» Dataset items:

## start

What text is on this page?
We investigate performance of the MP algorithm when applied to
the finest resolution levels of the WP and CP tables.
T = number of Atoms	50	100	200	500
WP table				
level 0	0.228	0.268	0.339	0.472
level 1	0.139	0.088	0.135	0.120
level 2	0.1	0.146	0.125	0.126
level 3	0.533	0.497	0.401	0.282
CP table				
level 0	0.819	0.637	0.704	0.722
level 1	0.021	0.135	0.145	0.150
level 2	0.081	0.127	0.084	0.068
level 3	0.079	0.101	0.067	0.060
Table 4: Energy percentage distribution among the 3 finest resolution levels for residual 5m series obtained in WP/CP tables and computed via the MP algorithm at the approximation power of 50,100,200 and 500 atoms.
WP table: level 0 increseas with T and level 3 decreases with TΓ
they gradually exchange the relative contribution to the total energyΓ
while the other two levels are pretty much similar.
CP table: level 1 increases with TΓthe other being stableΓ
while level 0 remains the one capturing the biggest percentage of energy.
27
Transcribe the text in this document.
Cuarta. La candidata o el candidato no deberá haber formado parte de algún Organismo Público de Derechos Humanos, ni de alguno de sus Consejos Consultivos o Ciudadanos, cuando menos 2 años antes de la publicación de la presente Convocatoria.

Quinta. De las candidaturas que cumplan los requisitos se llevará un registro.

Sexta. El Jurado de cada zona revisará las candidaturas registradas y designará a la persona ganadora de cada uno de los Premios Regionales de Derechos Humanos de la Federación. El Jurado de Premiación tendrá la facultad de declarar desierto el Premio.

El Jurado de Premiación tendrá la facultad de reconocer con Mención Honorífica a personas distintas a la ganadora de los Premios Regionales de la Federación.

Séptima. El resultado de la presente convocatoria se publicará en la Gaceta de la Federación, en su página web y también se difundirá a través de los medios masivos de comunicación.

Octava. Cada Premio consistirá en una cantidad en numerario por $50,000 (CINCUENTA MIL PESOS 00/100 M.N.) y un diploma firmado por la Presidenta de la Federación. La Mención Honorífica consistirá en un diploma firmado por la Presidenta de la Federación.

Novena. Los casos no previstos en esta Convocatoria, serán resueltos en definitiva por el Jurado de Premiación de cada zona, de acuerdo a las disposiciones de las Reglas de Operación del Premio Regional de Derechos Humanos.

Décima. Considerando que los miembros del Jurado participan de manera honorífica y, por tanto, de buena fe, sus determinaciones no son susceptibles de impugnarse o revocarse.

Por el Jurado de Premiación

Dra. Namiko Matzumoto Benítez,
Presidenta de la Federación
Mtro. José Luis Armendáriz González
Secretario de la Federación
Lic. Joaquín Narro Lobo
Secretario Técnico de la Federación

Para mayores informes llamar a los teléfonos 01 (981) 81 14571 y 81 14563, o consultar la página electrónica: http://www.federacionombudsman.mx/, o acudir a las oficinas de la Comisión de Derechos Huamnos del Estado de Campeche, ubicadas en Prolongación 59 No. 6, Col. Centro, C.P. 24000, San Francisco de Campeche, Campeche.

## end
## start

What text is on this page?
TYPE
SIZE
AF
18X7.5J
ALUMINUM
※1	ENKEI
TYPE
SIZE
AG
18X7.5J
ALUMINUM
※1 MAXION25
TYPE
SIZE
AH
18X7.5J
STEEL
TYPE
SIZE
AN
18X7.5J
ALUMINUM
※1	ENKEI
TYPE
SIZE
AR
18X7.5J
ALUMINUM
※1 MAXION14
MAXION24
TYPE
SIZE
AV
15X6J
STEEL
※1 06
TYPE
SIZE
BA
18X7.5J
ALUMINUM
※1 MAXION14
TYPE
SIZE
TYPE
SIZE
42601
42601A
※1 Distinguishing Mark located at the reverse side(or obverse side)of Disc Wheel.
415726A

## end

» PROBLEM TO WORK ON:
Reproduce each line from the records that contains the word "página".

» ANSWER FOR THE TASK:
Séptima. El resultado de la presente convocatoria se publicará en la Gaceta de la Federación, en su página web y también se difundirá a través de los medios masivos de comunicación.
Para mayores informes llamar a los teléfonos 01 (981) 81 14571 y 81 14563, o consultar la página electrónica: http://www.federacionombudsman.mx/, o acudir a las oficinas de la Comisión de Derechos Huamnos del Estado de Campeche, ubicadas en Prolongación 59 No. 6, Col. Centro, C.P. 24000, San Francisco de Campeche, Campeche.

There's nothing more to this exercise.